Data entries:
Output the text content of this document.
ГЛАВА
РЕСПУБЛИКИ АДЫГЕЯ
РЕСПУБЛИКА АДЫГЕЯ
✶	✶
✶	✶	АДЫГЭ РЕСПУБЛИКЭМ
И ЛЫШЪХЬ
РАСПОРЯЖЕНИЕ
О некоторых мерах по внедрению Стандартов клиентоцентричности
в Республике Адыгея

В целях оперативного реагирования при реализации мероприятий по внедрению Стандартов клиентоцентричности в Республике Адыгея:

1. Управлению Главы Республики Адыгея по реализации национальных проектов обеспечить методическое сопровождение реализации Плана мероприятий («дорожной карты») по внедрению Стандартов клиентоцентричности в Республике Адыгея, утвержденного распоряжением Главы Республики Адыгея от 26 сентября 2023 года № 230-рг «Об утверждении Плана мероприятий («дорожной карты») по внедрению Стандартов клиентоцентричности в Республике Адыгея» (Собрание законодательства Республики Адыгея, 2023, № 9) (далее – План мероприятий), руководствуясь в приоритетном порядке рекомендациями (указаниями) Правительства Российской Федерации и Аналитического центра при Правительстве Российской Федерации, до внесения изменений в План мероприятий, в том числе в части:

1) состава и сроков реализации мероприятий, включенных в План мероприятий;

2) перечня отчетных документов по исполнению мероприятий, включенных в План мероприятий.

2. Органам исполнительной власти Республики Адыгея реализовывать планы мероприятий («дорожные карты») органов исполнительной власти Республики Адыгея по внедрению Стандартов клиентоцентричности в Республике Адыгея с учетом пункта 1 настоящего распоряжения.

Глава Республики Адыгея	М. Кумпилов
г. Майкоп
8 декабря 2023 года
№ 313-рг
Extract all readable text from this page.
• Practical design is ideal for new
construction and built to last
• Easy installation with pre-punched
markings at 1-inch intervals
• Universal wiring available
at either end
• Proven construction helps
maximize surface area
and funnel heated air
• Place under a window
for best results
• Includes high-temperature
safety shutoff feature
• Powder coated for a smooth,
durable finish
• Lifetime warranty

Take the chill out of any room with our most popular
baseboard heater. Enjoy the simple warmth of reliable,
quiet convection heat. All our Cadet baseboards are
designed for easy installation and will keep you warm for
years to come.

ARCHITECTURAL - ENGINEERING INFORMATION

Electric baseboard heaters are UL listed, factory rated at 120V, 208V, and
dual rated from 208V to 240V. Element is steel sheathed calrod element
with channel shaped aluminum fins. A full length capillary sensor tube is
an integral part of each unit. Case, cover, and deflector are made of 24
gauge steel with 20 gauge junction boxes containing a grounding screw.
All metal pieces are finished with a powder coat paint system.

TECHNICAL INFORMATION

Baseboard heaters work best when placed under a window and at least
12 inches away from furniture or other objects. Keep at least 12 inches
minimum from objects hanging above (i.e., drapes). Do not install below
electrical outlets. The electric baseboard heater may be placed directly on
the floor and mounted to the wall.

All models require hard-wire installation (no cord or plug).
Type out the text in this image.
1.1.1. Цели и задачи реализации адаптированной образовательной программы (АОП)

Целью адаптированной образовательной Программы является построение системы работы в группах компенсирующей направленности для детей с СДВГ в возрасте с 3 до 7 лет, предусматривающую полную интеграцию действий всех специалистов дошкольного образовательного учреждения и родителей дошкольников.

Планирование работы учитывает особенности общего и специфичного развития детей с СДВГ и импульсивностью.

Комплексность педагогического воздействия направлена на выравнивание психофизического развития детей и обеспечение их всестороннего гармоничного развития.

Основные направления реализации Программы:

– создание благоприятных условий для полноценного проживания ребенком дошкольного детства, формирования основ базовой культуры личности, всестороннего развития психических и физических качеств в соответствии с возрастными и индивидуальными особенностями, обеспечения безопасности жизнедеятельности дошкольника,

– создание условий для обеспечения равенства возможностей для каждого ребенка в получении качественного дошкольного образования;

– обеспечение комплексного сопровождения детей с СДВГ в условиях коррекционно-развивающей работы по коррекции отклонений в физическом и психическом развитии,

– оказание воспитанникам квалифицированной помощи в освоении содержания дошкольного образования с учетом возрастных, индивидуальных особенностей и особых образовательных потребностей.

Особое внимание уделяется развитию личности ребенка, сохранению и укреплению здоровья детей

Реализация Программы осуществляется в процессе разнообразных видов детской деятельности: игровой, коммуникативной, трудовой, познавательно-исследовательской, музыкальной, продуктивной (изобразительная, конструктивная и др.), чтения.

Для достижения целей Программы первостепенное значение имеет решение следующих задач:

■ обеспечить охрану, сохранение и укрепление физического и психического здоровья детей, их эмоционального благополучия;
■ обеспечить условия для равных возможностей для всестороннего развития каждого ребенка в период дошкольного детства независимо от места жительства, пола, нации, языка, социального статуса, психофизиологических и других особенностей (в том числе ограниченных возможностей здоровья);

What is required: Report how many lines in the listing above include the word "обеспечение". Give nothing but the number.

Complete output: 2